(Records from a collection of figures)
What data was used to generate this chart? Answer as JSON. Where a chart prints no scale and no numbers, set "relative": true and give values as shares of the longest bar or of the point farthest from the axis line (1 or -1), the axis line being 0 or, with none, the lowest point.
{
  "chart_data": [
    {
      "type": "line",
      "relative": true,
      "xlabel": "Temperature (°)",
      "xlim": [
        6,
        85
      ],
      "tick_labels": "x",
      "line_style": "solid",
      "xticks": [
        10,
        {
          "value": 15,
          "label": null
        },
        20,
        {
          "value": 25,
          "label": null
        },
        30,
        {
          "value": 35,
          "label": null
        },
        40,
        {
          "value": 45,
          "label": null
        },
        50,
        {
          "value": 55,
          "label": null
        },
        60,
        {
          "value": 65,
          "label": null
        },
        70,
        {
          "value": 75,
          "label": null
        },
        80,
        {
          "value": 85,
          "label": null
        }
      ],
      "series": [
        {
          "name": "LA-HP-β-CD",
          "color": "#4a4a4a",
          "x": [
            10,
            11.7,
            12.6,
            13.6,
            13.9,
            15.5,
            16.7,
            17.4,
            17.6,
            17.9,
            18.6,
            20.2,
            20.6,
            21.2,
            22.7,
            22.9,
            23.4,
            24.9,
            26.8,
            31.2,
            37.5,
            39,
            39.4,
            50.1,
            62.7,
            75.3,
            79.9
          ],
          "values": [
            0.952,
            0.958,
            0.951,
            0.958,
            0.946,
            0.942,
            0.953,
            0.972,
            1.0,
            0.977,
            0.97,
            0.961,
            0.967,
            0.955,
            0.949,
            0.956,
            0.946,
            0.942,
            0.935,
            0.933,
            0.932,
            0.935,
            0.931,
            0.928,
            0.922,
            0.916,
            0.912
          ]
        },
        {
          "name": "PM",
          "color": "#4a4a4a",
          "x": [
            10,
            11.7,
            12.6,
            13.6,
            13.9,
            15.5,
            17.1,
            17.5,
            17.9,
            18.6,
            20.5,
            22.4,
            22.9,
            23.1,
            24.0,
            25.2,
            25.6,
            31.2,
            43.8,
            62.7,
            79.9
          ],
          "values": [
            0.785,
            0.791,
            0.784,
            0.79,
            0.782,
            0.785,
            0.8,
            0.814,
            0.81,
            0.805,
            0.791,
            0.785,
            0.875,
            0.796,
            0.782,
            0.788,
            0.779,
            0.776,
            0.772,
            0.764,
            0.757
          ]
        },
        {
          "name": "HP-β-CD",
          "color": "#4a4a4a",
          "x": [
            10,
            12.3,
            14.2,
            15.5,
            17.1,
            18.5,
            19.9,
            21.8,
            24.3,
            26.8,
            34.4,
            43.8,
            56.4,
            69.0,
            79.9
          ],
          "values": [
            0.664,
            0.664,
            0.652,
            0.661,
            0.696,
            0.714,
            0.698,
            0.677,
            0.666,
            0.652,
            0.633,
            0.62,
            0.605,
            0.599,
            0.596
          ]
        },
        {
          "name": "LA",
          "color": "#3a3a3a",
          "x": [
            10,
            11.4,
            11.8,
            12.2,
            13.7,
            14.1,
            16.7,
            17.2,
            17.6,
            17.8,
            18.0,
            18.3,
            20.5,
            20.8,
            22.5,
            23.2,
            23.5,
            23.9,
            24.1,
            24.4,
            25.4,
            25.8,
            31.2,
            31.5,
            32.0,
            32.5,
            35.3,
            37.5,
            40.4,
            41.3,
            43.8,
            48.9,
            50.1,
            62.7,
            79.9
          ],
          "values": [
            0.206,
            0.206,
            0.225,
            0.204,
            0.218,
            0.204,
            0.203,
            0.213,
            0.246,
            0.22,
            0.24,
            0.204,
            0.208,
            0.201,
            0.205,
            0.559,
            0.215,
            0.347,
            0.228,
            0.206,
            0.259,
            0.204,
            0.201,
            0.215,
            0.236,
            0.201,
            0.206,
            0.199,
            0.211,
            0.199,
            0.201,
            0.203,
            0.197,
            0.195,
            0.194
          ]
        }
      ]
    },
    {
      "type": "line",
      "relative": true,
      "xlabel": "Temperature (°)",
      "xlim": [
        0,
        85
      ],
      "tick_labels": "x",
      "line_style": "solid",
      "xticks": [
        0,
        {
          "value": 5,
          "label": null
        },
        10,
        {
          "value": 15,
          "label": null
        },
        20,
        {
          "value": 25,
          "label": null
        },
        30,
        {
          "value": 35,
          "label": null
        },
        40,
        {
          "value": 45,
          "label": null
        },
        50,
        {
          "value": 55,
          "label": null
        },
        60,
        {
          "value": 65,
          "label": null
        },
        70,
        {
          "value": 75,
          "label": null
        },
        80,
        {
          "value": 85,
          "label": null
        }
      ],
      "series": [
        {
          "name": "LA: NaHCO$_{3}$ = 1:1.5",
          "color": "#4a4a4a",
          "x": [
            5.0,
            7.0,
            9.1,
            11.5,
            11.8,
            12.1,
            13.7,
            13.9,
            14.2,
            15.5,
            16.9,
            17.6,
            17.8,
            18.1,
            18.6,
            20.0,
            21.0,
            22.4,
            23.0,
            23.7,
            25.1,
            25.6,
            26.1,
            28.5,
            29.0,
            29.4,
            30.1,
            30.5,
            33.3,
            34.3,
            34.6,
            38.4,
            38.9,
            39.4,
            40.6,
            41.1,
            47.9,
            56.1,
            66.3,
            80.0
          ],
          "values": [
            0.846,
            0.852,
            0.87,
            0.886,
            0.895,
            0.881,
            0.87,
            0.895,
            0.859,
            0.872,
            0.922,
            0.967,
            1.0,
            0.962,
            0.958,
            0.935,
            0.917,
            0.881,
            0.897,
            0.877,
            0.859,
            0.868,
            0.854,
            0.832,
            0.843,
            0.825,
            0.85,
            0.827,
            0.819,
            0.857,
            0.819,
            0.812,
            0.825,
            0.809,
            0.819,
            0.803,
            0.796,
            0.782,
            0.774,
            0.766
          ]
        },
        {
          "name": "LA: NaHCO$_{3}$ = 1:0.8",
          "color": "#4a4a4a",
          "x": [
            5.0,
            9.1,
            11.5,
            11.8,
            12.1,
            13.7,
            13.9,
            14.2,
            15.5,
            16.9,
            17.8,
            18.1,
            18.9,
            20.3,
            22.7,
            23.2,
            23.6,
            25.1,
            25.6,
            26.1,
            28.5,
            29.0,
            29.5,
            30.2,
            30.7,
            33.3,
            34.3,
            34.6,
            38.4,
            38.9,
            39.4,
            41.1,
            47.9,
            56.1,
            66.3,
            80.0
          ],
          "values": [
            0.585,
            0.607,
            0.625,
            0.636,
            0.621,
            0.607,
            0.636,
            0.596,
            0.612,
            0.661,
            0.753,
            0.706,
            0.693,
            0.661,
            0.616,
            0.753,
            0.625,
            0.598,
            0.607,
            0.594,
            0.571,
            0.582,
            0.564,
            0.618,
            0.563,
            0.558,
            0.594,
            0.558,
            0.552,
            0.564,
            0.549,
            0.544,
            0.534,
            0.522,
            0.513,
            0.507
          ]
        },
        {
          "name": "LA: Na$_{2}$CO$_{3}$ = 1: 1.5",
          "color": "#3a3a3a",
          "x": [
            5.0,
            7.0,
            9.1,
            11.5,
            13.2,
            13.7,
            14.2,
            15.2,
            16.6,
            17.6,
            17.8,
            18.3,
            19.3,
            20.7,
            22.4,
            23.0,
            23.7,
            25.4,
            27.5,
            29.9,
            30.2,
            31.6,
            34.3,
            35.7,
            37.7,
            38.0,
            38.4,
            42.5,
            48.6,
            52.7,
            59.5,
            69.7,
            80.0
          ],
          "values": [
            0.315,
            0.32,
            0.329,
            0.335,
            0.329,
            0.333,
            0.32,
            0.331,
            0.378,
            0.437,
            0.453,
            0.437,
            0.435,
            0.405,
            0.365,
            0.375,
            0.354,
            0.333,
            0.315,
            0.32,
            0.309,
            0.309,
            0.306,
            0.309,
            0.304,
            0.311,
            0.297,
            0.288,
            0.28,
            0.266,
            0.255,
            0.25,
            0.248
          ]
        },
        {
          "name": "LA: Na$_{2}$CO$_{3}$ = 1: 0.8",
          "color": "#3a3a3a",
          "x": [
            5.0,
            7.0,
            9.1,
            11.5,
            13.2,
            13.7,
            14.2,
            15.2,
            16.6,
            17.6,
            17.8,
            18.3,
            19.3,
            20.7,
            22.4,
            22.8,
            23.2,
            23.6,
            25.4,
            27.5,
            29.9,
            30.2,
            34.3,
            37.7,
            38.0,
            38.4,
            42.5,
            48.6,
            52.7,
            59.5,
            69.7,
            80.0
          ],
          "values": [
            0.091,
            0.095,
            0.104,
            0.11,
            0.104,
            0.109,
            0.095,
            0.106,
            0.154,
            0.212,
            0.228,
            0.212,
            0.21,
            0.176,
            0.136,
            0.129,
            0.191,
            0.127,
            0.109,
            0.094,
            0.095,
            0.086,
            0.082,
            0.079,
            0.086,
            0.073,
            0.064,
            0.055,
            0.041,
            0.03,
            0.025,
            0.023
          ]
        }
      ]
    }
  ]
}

### Written instruction
Scan the material above and determine how many lines include the word "name"; report only the number.

### Result below
8